[Data excerpts]
═══
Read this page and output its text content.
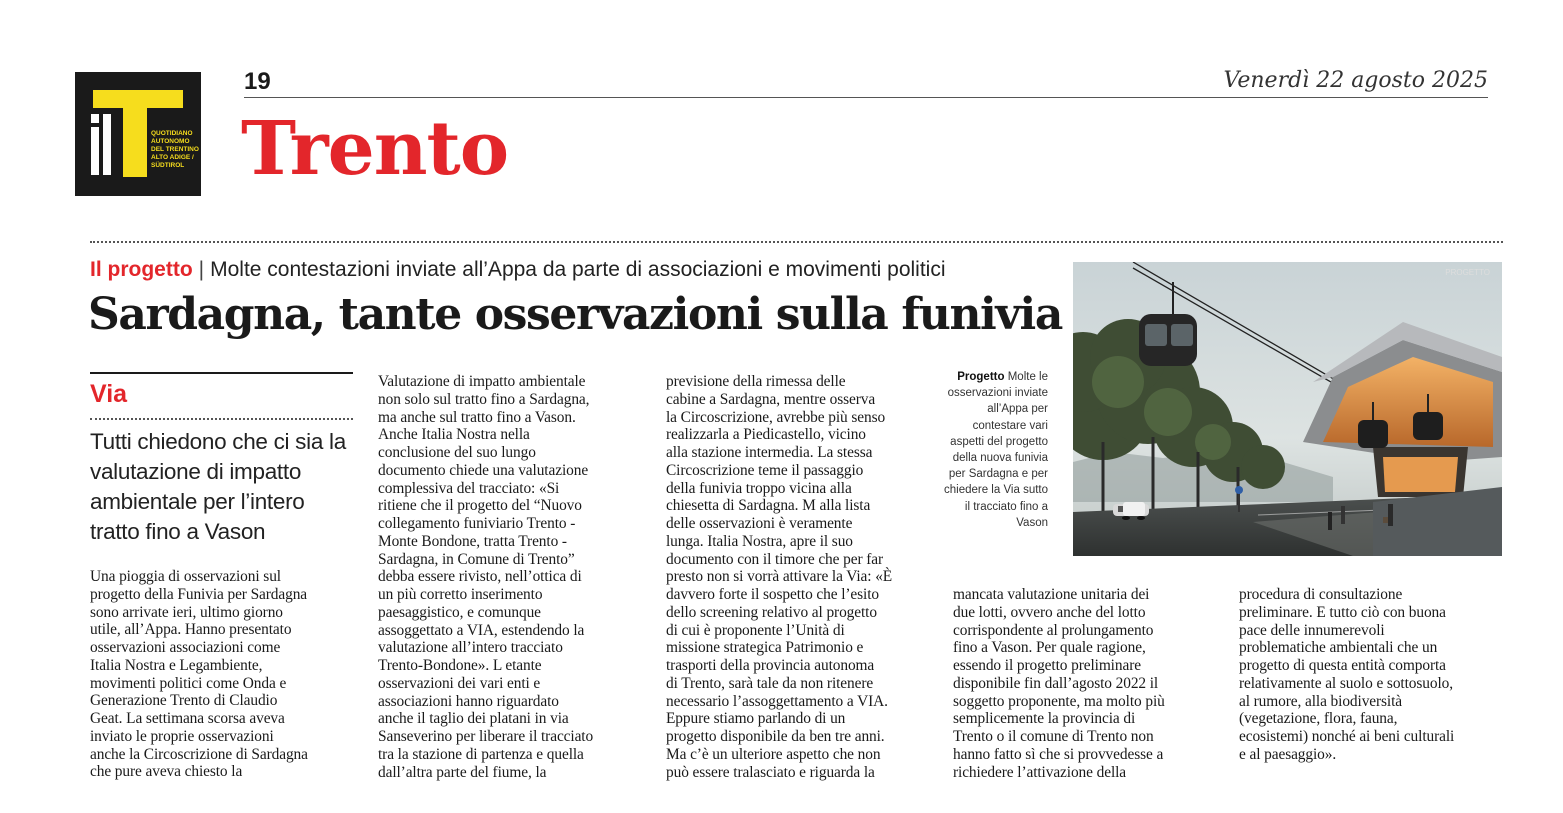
QUOTIDIANO
AUTONOMO
DEL TRENTINO
ALTO ADIGE /
SÜDTIROL
19	Venerdì 22 agosto 2025
Trento
Il progetto | Molte contestazioni inviate all’Appa da parte di associazioni e movimenti politici
Sardagna, tante osservazioni sulla funivia
PROGETTO
Progetto Molte le osservazioni inviate all’Appa per contestare vari aspetti del progetto della nuova funivia per Sardagna e per chiedere la Via sutto il tracciato fino a Vason
Via
Tutti chiedono che ci sia la valutazione di impatto ambientale per l’intero tratto fino a Vason
Una pioggia di osservazioni sul
progetto della Funivia per Sardagna
sono arrivate ieri, ultimo giorno
utile, all’Appa. Hanno presentato
osservazioni associazioni come
Italia Nostra e Legambiente,
movimenti politici come Onda e
Generazione Trento di Claudio
Geat. La settimana scorsa aveva
inviato le proprie osservazioni
anche la Circoscrizione di Sardagna
che pure aveva chiesto la
Valutazione di impatto ambientale
non solo sul tratto fino a Sardagna,
ma anche sul tratto fino a Vason.
Anche Italia Nostra nella
conclusione del suo lungo
documento chiede una valutazione
complessiva del tracciato: «Si
ritiene che il progetto del “Nuovo
collegamento funiviario Trento -
Monte Bondone, tratta Trento -
Sardagna, in Comune di Trento”
debba essere rivisto, nell’ottica di
un più corretto inserimento
paesaggistico, e comunque
assoggettato a VIA, estendendo la
valutazione all’intero tracciato
Trento-Bondone». L etante
osservazioni dei vari enti e
associazioni hanno riguardato
anche il taglio dei platani in via
Sanseverino per liberare il tracciato
tra la stazione di partenza e quella
dall’altra parte del fiume, la
previsione della rimessa delle
cabine a Sardagna, mentre osserva
la Circoscrizione, avrebbe più senso
realizzarla a Piedicastello, vicino
alla stazione intermedia. La stessa
Circoscrizione teme il passaggio
della funivia troppo vicina alla
chiesetta di Sardagna. M alla lista
delle osservazioni è veramente
lunga. Italia Nostra, apre il suo
documento con il timore che per far
presto non si vorrà attivare la Via: «È
davvero forte il sospetto che l’esito
dello screening relativo al progetto
di cui è proponente l’Unità di
missione strategica Patrimonio e
trasporti della provincia autonoma
di Trento, sarà tale da non ritenere
necessario l’assoggettamento a VIA.
Eppure stiamo parlando di un
progetto disponibile da ben tre anni.
Ma c’è un ulteriore aspetto che non
può essere tralasciato e riguarda la
mancata valutazione unitaria dei
due lotti, ovvero anche del lotto
corrispondente al prolungamento
fino a Vason. Per quale ragione,
essendo il progetto preliminare
disponibile fin dall’agosto 2022 il
soggetto proponente, ma molto più
semplicemente la provincia di
Trento o il comune di Trento non
hanno fatto sì che si provvedesse a
richiedere l’attivazione della
procedura di consultazione
preliminare. E tutto ciò con buona
pace delle innumerevoli
problematiche ambientali che un
progetto di questa entità comporta
relativamente al suolo e sottosuolo,
al rumore, alla biodiversità
(vegetazione, flora, fauna,
ecosistemi) nonché ai beni culturali
e al paesaggio».
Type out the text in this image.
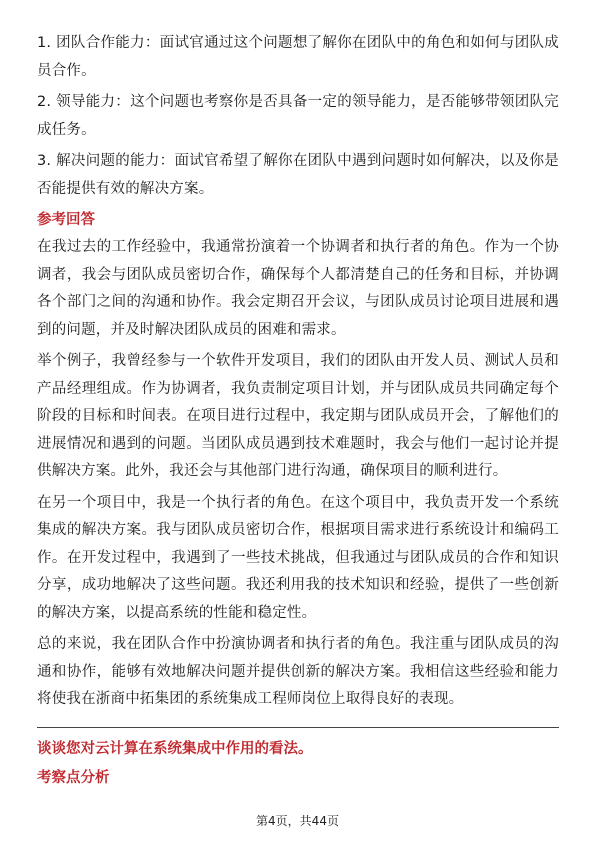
1. 团队合作能力：面试官通过这个问题想了解你在团队中的角色和如何与团队成员合作。

2. 领导能力：这个问题也考察你是否具备一定的领导能力，是否能够带领团队完成任务。

3. 解决问题的能力：面试官希望了解你在团队中遇到问题时如何解决，以及你是否能提供有效的解决方案。

参考回答

在我过去的工作经验中，我通常扮演着一个协调者和执行者的角色。作为一个协调者，我会与团队成员密切合作，确保每个人都清楚自己的任务和目标，并协调各个部门之间的沟通和协作。我会定期召开会议，与团队成员讨论项目进展和遇到的问题，并及时解决团队成员的困难和需求。

举个例子，我曾经参与一个软件开发项目，我们的团队由开发人员、测试人员和产品经理组成。作为协调者，我负责制定项目计划，并与团队成员共同确定每个阶段的目标和时间表。在项目进行过程中，我定期与团队成员开会，了解他们的进展情况和遇到的问题。当团队成员遇到技术难题时，我会与他们一起讨论并提供解决方案。此外，我还会与其他部门进行沟通，确保项目的顺利进行。

在另一个项目中，我是一个执行者的角色。在这个项目中，我负责开发一个系统集成的解决方案。我与团队成员密切合作，根据项目需求进行系统设计和编码工作。在开发过程中，我遇到了一些技术挑战，但我通过与团队成员的合作和知识分享，成功地解决了这些问题。我还利用我的技术知识和经验，提供了一些创新的解决方案，以提高系统的性能和稳定性。

总的来说，我在团队合作中扮演协调者和执行者的角色。我注重与团队成员的沟通和协作，能够有效地解决问题并提供创新的解决方案。我相信这些经验和能力将使我在浙商中拓集团的系统集成工程师岗位上取得良好的表现。

谈谈您对云计算在系统集成中作用的看法。
考察点分析
第4页，共44页
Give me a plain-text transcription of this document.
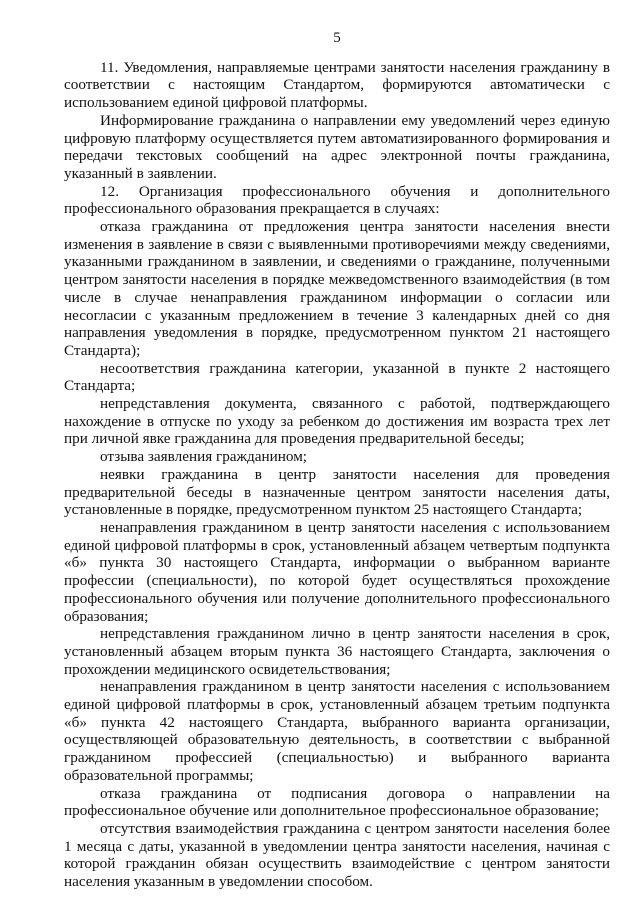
5

11. Уведомления, направляемые центрами занятости населения гражданину в соответствии с настоящим Стандартом, формируются автоматически с использованием единой цифровой платформы.

Информирование гражданина о направлении ему уведомлений через единую цифровую платформу осуществляется путем автоматизированного формирования и передачи текстовых сообщений на адрес электронной почты гражданина, указанный в заявлении.

12. Организация профессионального обучения и дополнительного профессионального образования прекращается в случаях:

отказа гражданина от предложения центра занятости населения внести изменения в заявление в связи с выявленными противоречиями между сведениями, указанными гражданином в заявлении, и сведениями о гражданине, полученными центром занятости населения в порядке межведомственного взаимодействия (в том числе в случае ненаправления гражданином информации о согласии или несогласии с указанным предложением в течение 3 календарных дней со дня направления уведомления в порядке, предусмотренном пунктом 21 настоящего Стандарта);

несоответствия гражданина категории, указанной в пункте 2 настоящего Стандарта;

непредставления документа, связанного с работой, подтверждающего нахождение в отпуске по уходу за ребенком до достижения им возраста трех лет при личной явке гражданина для проведения предварительной беседы;

отзыва заявления гражданином;

неявки гражданина в центр занятости населения для проведения предварительной беседы в назначенные центром занятости населения даты, установленные в порядке, предусмотренном пунктом 25 настоящего Стандарта;

ненаправления гражданином в центр занятости населения с использованием единой цифровой платформы в срок, установленный абзацем четвертым подпункта «б» пункта 30 настоящего Стандарта, информации о выбранном варианте профессии (специальности), по которой будет осуществляться прохождение профессионального обучения или получение дополнительного профессионального образования;

непредставления гражданином лично в центр занятости населения в срок, установленный абзацем вторым пункта 36 настоящего Стандарта, заключения о прохождении медицинского освидетельствования;

ненаправления гражданином в центр занятости населения с использованием единой цифровой платформы в срок, установленный абзацем третьим подпункта «б» пункта 42 настоящего Стандарта, выбранного варианта организации, осуществляющей образовательную деятельность, в соответствии с выбранной гражданином профессией (специальностью) и выбранного варианта образовательной программы;

отказа гражданина от подписания договора о направлении на профессиональное обучение или дополнительное профессиональное образование;

отсутствия взаимодействия гражданина с центром занятости населения более 1 месяца с даты, указанной в уведомлении центра занятости населения, начиная с которой гражданин обязан осуществить взаимодействие с центром занятости населения указанным в уведомлении способом.
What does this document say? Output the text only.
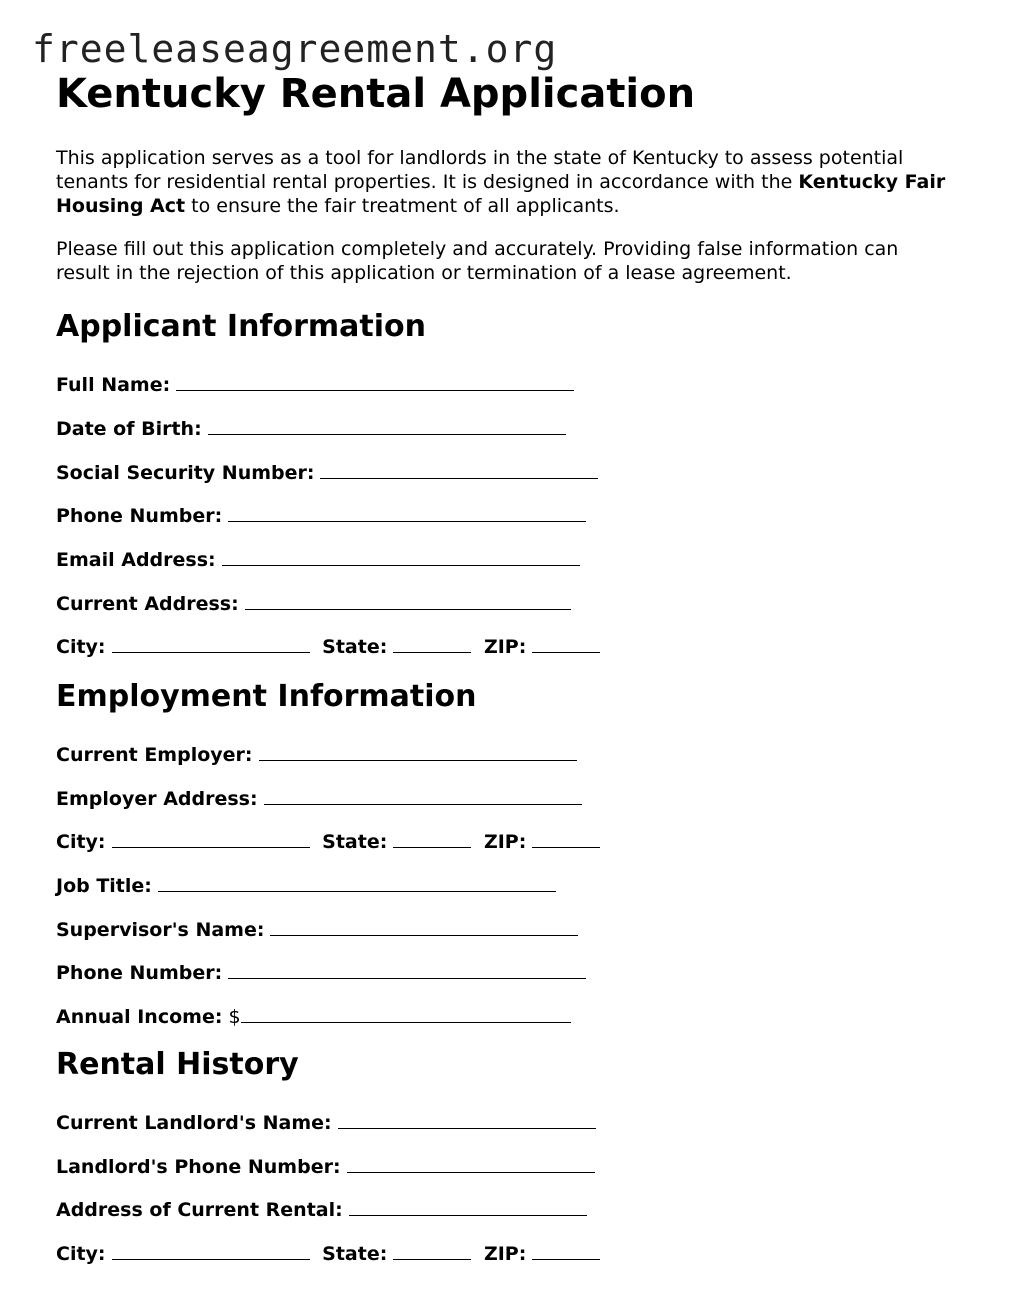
freeleaseagreement.org
Kentucky Rental Application

This application serves as a tool for landlords in the state of Kentucky to assess potential tenants for residential rental properties. It is designed in accordance with the Kentucky Fair Housing Act to ensure the fair treatment of all applicants.

Please fill out this application completely and accurately. Providing false information can result in the rejection of this application or termination of a lease agreement.

Applicant Information
Full Name:
Date of Birth:
Social Security Number:
Phone Number:
Email Address:
Current Address:
City:	State:	ZIP:
Employment Information
Current Employer:
Employer Address:
City:	State:	ZIP:
Job Title:
Supervisor's Name:
Phone Number:
Annual Income: $
Rental History
Current Landlord's Name:
Landlord's Phone Number:
Address of Current Rental:
City:	State:	ZIP:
═══
WHAT YOU NEED TO DO — All lines from the one holding "What does this" through the last line of the entries, and nothing else, are to be output exactly; leave out the pictures.

REPLY TO THE TASK —
What does this document say? Output the text only.
freeleaseagreement.org
Kentucky Rental Application

This application serves as a tool for landlords in the state of Kentucky to assess potential tenants for residential rental properties. It is designed in accordance with the Kentucky Fair Housing Act to ensure the fair treatment of all applicants.

Please fill out this application completely and accurately. Providing false information can result in the rejection of this application or termination of a lease agreement.

Applicant Information
Full Name:
Date of Birth:
Social Security Number:
Phone Number:
Email Address:
Current Address:
City:	State:	ZIP:
Employment Information
Current Employer:
Employer Address:
City:	State:	ZIP:
Job Title:
Supervisor's Name:
Phone Number:
Annual Income: $
Rental History
Current Landlord's Name:
Landlord's Phone Number:
Address of Current Rental:
City:	State:	ZIP:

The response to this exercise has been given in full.